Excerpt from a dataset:
================================

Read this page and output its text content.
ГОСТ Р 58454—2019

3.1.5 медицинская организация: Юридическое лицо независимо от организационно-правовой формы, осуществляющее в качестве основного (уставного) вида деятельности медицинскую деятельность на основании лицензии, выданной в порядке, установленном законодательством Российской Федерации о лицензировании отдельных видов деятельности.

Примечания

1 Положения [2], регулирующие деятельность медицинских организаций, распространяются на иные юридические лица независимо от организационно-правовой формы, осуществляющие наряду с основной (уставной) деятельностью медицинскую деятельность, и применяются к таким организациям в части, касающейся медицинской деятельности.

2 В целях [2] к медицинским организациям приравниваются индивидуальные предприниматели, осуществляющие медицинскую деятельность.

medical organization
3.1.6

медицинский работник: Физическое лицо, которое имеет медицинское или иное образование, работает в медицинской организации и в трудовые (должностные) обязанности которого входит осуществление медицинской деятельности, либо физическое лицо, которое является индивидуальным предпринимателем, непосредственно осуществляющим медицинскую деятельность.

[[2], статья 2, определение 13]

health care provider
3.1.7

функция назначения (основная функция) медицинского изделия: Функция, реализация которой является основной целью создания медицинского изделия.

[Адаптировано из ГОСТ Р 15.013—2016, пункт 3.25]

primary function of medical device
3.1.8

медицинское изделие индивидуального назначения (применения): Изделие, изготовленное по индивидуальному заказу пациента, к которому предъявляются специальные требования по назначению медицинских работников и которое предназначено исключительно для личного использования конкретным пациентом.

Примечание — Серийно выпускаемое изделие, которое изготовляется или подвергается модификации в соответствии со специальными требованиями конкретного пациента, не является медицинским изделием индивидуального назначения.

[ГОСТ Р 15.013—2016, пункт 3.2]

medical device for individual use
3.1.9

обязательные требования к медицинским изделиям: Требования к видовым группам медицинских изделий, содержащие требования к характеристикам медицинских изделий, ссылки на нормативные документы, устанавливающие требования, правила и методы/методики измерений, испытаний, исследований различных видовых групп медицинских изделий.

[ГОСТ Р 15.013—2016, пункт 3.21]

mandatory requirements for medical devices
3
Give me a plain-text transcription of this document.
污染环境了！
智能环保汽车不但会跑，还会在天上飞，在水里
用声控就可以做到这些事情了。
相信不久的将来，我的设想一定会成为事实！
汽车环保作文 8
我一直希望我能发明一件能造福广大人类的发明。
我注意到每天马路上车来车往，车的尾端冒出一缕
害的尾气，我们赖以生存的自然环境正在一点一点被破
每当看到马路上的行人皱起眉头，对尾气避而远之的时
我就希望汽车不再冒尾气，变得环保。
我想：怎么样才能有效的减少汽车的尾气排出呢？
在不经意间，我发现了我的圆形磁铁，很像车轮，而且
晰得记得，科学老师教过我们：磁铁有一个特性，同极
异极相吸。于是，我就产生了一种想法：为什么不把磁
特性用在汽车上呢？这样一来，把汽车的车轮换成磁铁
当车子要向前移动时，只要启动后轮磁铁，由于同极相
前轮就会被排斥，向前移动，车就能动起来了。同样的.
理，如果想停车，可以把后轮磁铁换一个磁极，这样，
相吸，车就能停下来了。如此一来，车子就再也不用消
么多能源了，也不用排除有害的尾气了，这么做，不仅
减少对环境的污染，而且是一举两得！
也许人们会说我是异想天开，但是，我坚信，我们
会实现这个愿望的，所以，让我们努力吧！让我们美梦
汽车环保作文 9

================================

Copy each line of the records above that carries the word "лицо".

FINAL RESULT:
3.1.5 медицинская организация: Юридическое лицо независимо от организационно-правовой формы, осуществляющее в качестве основного (уставного) вида деятельности медицинскую деятельность на основании лицензии, выданной в порядке, установленном законодательством Российской Федерации о лицензировании отдельных видов деятельности.
медицинский работник: Физическое лицо, которое имеет медицинское или иное образование, работает в медицинской организации и в трудовые (должностные) обязанности которого входит осуществление медицинской деятельности, либо физическое лицо, которое является индивидуальным предпринимателем, непосредственно осуществляющим медицинскую деятельность.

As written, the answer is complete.